- Records for processing -
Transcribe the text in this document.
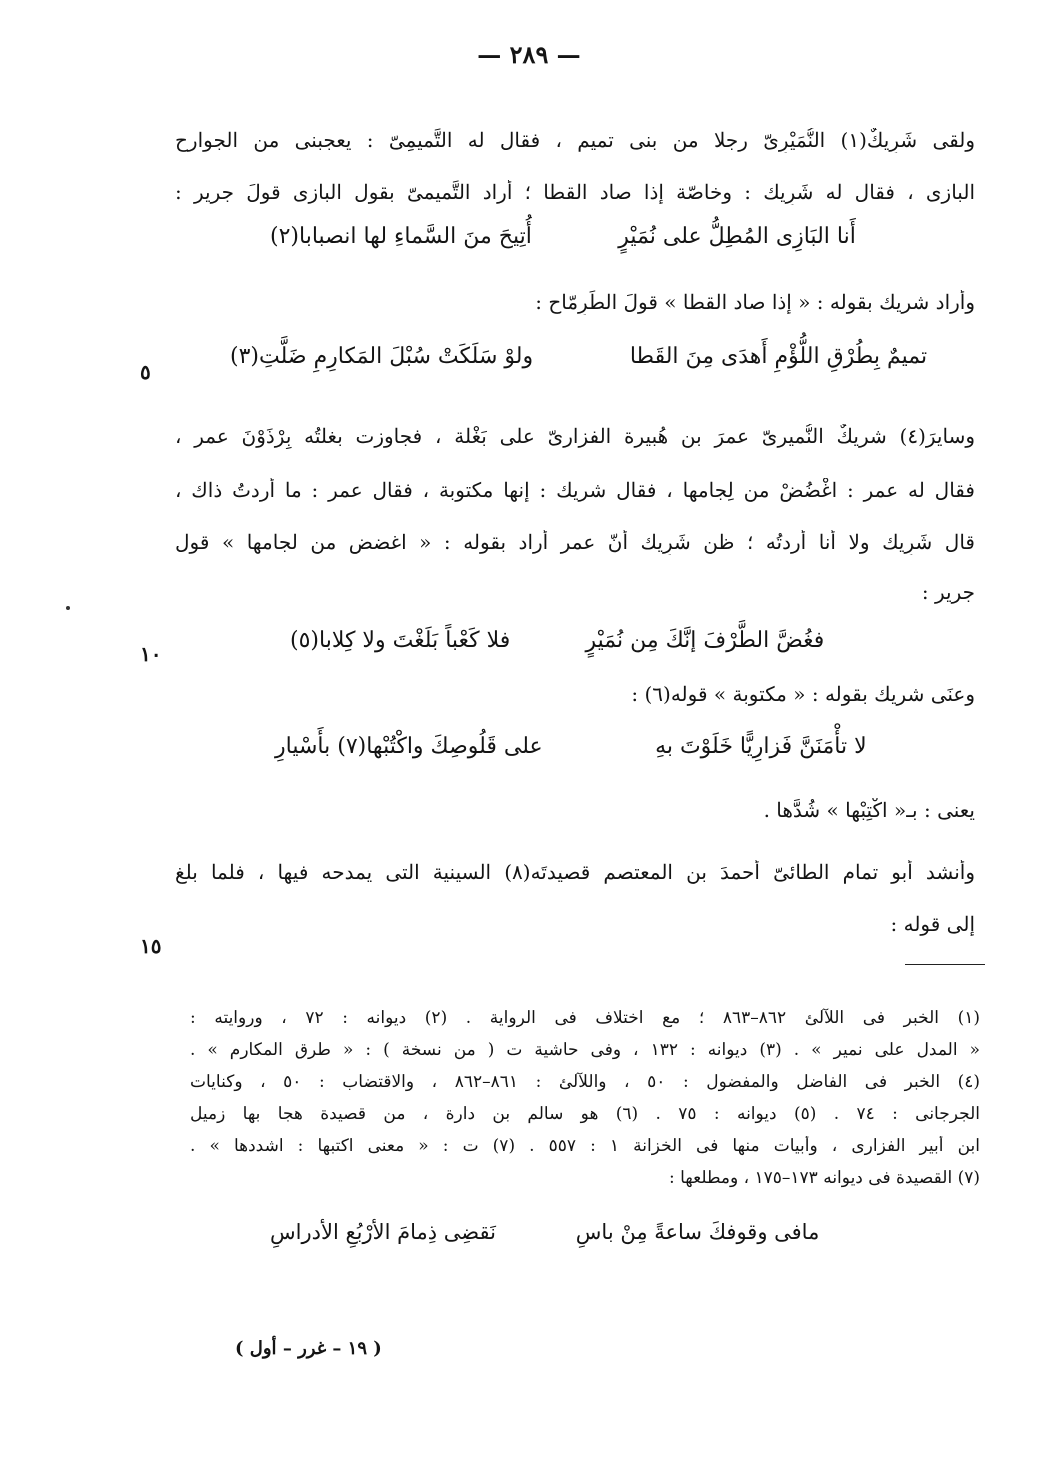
— ٢٨٩ —
ولقى شَرِيكٌ(١) النُّمَيْرِىّ رجلا من بنى تميم ، فقال له التَّميمِىّ : يعجبنى من الجوارح
البازى ، فقال له شَرِيك : وخاصّة إذا صاد القطا ؛ أراد التَّميمىّ بقول البازى قولَ جرير :
أَنا البَازِى المُطِلُّ على نُمَيْرٍ  أُتِيحَ منَ السَّماءِ لها انصبابا(٢)
وأراد شريك بقوله : « إذا صاد القطا » قولَ الطِّرِمّاح :
تميمٌ بِطُرْقِ اللُّؤْمِ أَهدَى مِنَ القَطا  ولوْ سَلَكَتْ سُبْلَ المَكارِمِ ضَلَّتِ(٣)
٥
وسايرَ(٤) شريكٌ النُّميرىّ عمرَ بن هُبيرة الفزارىّ على بَغْلة ، فجاوزت بغلتُه بِرْذَوْنَ عمر ،
فقال له عمر : اغْضُضْ من لِجامها ، فقال شريك : إنها مكتوبة ، فقال عمر : ما أردتُ ذاك ،
قال شَرِيك ولا أنا أردتُه ؛ ظن شَرِيك أنّ عمر أراد بقوله : « اغضض من لجامها » قول
جرير :
فغُضَّ الطَّرْفَ إنَّكَ مِن نُمَيْرٍ  فلا كَعْباً بَلَغْتَ ولا كِلابا(٥)
١٠
وعنَى شريك بقوله : « مكتوبة » قوله(٦) :
لا تأْمَنَنَّ فَزارِيًّا خَلَوْتَ بهِ  على قَلُوصِكَ واكْتُبْها(٧) بأَسْيارِ
يعنى : بـ« اكْتِبْها » شُدَّها .
وأنشد أبو تمام الطائىّ أحمدَ بن المعتصم قصيدتَه(٨) السينية التى يمدحه فيها ، فلما بلغ
إلى قوله :
١٥
(١) الخبر فى اللآلئ ٨٦٢–٨٦٣ ؛ مع اختلاف فى الرواية . (٢) ديوانه : ٧٢ ، وروايته :
« المدل على نمير » . (٣) ديوانه : ١٣٢ ، وفى حاشية ت ( من نسخة ) : « طرق المكارم » .
(٤) الخبر فى الفاضل والمفضول : ٥٠ ، واللآلئ : ٨٦١–٨٦٢ ، والاقتضاب : ٥٠ ، وكنايات
الجرجانى : ٧٤ . (٥) ديوانه : ٧٥ . (٦) هو سالم بن دارة ، من قصيدة هجا بها زميل
ابن أبير الفزارى ، وأبيات منها فى الخزانة ١ : ٥٥٧ . (٧) ت : « معنى اكتبها : اشددها » .
(٧) القصيدة فى ديوانه ١٧٣–١٧٥ ، ومطلعها :
مافى وقوفكَ ساعةً مِنْ باسِ  نَقضِى ذِمامَ الأرْبُعِ الأدراسِ
( ١٩ – غرر – أول )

- Set exercise -
Each entry must be retyped word for word, with every image omitted.

- Completed task -
Transcribe the text in this document.
— ٢٨٩ —
ولقى شَرِيكٌ(١) النُّمَيْرِىّ رجلا من بنى تميم ، فقال له التَّميمِىّ : يعجبنى من الجوارح
البازى ، فقال له شَرِيك : وخاصّة إذا صاد القطا ؛ أراد التَّميمىّ بقول البازى قولَ جرير :
أَنا البَازِى المُطِلُّ على نُمَيْرٍ  أُتِيحَ منَ السَّماءِ لها انصبابا(٢)
وأراد شريك بقوله : « إذا صاد القطا » قولَ الطِّرِمّاح :
تميمٌ بِطُرْقِ اللُّؤْمِ أَهدَى مِنَ القَطا  ولوْ سَلَكَتْ سُبْلَ المَكارِمِ ضَلَّتِ(٣)
٥
وسايرَ(٤) شريكٌ النُّميرىّ عمرَ بن هُبيرة الفزارىّ على بَغْلة ، فجاوزت بغلتُه بِرْذَوْنَ عمر ،
فقال له عمر : اغْضُضْ من لِجامها ، فقال شريك : إنها مكتوبة ، فقال عمر : ما أردتُ ذاك ،
قال شَرِيك ولا أنا أردتُه ؛ ظن شَرِيك أنّ عمر أراد بقوله : « اغضض من لجامها » قول
جرير :
فغُضَّ الطَّرْفَ إنَّكَ مِن نُمَيْرٍ  فلا كَعْباً بَلَغْتَ ولا كِلابا(٥)
١٠
وعنَى شريك بقوله : « مكتوبة » قوله(٦) :
لا تأْمَنَنَّ فَزارِيًّا خَلَوْتَ بهِ  على قَلُوصِكَ واكْتُبْها(٧) بأَسْيارِ
يعنى : بـ« اكْتِبْها » شُدَّها .
وأنشد أبو تمام الطائىّ أحمدَ بن المعتصم قصيدتَه(٨) السينية التى يمدحه فيها ، فلما بلغ
إلى قوله :
١٥
(١) الخبر فى اللآلئ ٨٦٢–٨٦٣ ؛ مع اختلاف فى الرواية . (٢) ديوانه : ٧٢ ، وروايته :
« المدل على نمير » . (٣) ديوانه : ١٣٢ ، وفى حاشية ت ( من نسخة ) : « طرق المكارم » .
(٤) الخبر فى الفاضل والمفضول : ٥٠ ، واللآلئ : ٨٦١–٨٦٢ ، والاقتضاب : ٥٠ ، وكنايات
الجرجانى : ٧٤ . (٥) ديوانه : ٧٥ . (٦) هو سالم بن دارة ، من قصيدة هجا بها زميل
ابن أبير الفزارى ، وأبيات منها فى الخزانة ١ : ٥٥٧ . (٧) ت : « معنى اكتبها : اشددها » .
(٧) القصيدة فى ديوانه ١٧٣–١٧٥ ، ومطلعها :
مافى وقوفكَ ساعةً مِنْ باسِ  نَقضِى ذِمامَ الأرْبُعِ الأدراسِ
( ١٩ – غرر – أول )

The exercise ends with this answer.